**Objective:** Wherever the word "account" shows up in a line, please copy that line.

-- Working data start --

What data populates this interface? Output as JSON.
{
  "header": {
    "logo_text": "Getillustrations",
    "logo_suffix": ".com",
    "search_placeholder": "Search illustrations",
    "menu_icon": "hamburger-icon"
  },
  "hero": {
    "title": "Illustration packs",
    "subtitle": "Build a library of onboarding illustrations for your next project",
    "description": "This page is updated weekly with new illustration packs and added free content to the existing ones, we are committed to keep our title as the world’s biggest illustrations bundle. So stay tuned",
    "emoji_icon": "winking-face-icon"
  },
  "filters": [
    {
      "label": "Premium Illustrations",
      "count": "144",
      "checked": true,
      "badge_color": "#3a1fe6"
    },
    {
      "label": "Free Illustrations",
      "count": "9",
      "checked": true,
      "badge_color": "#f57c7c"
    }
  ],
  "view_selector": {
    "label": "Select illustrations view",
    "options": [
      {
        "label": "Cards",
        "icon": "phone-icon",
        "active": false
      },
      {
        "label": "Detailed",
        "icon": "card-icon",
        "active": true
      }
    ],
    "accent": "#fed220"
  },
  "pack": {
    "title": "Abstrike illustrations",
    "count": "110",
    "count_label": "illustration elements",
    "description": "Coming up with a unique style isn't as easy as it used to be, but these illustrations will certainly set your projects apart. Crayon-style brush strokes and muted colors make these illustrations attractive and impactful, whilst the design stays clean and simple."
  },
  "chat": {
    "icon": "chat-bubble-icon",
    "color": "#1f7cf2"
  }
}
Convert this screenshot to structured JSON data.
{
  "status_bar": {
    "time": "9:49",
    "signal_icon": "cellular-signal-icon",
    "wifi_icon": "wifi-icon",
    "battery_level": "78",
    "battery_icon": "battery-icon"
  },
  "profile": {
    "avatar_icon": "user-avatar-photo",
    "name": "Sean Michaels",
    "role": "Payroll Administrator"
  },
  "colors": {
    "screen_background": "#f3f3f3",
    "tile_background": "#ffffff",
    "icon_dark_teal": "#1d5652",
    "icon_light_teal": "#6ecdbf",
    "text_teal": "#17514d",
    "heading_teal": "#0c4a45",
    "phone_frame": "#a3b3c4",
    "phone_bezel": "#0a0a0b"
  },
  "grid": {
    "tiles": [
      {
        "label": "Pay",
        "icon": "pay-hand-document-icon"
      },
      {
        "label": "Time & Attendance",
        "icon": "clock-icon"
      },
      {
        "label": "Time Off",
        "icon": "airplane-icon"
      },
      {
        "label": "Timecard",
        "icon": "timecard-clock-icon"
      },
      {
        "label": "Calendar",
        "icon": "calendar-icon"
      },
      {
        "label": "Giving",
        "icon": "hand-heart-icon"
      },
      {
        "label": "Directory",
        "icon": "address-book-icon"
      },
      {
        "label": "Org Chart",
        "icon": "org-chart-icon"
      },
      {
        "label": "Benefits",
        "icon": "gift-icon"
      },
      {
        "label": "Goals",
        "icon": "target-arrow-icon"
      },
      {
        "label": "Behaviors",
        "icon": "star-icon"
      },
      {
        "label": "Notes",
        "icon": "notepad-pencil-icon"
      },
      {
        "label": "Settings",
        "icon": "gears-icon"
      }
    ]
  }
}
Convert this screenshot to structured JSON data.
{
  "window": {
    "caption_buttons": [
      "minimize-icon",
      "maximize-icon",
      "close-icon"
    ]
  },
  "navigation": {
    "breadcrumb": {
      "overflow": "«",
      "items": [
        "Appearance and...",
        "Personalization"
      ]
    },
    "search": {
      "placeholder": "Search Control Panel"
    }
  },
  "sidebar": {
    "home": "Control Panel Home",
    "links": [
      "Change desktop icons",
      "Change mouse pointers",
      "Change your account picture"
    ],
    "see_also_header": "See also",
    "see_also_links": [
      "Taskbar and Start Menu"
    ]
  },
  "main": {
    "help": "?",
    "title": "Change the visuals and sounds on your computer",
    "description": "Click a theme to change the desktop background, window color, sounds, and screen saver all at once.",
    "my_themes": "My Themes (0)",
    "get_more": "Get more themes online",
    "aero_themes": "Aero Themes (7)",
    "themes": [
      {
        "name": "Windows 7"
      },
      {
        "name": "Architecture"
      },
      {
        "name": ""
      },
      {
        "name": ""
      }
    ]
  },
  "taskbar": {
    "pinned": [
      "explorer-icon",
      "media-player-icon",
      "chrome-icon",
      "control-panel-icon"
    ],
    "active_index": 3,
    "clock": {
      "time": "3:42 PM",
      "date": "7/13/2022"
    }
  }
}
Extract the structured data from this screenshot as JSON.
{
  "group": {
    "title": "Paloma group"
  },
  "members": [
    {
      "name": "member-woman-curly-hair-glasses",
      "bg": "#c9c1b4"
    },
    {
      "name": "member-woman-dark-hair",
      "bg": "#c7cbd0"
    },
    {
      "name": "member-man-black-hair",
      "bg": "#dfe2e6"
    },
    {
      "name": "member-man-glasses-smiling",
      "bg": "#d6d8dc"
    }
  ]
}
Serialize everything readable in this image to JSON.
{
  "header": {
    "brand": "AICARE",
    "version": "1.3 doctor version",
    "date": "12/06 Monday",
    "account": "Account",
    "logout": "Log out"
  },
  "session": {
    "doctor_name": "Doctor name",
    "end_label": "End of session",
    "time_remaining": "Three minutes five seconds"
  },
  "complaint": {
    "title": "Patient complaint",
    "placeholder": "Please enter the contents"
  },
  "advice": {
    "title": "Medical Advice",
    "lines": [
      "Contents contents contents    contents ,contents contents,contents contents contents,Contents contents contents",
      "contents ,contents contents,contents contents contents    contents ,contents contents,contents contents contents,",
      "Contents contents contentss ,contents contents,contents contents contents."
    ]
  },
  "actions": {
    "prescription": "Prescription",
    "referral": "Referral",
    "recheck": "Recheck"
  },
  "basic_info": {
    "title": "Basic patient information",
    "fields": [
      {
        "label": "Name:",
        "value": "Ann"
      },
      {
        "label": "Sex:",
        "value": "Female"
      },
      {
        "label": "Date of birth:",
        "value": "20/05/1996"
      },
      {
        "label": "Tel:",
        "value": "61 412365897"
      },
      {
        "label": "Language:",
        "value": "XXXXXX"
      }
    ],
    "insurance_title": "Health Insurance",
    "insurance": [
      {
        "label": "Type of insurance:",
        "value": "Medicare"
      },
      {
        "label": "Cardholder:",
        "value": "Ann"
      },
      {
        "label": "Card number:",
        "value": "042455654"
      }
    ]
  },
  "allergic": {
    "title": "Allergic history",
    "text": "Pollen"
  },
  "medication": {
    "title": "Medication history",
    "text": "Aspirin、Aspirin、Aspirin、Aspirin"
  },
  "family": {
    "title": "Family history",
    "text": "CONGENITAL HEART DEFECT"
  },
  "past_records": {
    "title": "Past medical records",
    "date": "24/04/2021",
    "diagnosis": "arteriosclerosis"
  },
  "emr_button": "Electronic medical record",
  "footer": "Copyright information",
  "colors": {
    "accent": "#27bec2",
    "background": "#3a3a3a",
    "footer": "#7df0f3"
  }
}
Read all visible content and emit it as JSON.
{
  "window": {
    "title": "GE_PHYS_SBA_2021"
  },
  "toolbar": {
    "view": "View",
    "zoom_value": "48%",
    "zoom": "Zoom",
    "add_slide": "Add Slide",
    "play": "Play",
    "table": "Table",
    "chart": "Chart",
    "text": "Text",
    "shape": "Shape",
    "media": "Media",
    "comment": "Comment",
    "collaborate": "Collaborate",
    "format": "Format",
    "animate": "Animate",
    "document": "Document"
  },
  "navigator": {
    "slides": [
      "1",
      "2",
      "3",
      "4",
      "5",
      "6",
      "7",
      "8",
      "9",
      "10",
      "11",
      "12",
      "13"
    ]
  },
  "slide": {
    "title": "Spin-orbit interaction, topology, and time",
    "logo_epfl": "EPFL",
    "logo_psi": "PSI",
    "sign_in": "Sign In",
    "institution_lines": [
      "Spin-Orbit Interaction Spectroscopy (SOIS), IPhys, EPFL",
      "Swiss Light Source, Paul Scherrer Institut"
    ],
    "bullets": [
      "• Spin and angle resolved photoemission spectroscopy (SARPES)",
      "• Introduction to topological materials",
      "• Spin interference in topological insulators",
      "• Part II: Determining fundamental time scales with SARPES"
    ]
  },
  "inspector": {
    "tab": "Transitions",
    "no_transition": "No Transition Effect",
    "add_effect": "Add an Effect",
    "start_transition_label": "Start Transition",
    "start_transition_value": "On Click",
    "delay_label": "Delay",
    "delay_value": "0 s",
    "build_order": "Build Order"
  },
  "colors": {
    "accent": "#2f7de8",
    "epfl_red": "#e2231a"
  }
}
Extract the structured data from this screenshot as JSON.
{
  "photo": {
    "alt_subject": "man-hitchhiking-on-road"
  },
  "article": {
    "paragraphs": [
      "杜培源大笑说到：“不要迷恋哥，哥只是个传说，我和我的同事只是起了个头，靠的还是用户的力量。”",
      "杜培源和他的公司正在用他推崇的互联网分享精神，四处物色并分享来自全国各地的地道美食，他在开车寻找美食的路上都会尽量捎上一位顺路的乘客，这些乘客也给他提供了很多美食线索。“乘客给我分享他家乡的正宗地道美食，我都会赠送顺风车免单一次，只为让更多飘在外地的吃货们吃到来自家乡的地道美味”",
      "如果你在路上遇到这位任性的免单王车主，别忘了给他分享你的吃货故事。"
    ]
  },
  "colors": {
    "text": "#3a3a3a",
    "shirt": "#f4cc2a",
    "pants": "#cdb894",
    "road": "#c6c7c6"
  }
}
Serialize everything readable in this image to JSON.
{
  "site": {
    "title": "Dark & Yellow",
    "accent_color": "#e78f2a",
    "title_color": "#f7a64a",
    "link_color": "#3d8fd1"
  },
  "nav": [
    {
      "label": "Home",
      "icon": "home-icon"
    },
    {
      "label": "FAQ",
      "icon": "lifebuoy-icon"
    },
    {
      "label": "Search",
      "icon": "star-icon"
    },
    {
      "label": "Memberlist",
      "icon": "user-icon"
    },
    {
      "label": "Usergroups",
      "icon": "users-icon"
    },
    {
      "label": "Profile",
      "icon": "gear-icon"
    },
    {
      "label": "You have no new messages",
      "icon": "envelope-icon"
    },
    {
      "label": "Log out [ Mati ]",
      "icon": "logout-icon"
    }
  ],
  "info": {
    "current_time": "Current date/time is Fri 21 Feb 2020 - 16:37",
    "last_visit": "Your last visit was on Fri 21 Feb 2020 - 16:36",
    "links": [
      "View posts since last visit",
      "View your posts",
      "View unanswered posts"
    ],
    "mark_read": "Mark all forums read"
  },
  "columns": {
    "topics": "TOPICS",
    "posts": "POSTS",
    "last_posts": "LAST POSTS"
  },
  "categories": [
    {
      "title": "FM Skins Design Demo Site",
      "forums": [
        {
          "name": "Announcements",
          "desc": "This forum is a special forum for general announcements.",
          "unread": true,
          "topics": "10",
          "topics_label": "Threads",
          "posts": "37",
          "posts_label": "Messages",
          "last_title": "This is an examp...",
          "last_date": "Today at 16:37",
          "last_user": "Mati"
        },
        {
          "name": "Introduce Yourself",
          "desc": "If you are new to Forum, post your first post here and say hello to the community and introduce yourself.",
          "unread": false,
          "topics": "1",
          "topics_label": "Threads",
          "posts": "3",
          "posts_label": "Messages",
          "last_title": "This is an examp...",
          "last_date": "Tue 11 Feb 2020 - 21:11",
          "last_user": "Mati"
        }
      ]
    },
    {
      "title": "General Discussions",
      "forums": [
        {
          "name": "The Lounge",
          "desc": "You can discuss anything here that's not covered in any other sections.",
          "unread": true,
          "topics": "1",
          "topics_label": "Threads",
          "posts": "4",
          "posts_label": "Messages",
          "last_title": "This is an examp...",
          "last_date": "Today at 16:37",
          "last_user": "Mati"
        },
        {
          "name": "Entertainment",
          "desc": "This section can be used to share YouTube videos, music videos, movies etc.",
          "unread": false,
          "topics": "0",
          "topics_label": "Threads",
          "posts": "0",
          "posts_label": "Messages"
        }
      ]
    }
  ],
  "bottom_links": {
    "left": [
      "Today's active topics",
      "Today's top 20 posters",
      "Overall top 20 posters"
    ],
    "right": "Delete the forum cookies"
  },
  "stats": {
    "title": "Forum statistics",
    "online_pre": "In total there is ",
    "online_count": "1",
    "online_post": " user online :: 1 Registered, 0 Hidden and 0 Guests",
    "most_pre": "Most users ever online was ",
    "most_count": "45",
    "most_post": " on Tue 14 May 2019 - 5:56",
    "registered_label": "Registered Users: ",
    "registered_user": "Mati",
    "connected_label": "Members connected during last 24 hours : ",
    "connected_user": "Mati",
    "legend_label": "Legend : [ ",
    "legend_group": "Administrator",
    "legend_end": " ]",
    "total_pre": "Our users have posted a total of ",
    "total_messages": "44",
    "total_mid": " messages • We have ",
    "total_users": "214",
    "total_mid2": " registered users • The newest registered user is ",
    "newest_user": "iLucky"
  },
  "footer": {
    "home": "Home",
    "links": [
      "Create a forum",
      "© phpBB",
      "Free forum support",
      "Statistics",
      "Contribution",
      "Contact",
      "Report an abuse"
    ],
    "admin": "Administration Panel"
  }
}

-- Working data end --

**Exercise solution:**
      "Change your account picture"
    "account": "Account",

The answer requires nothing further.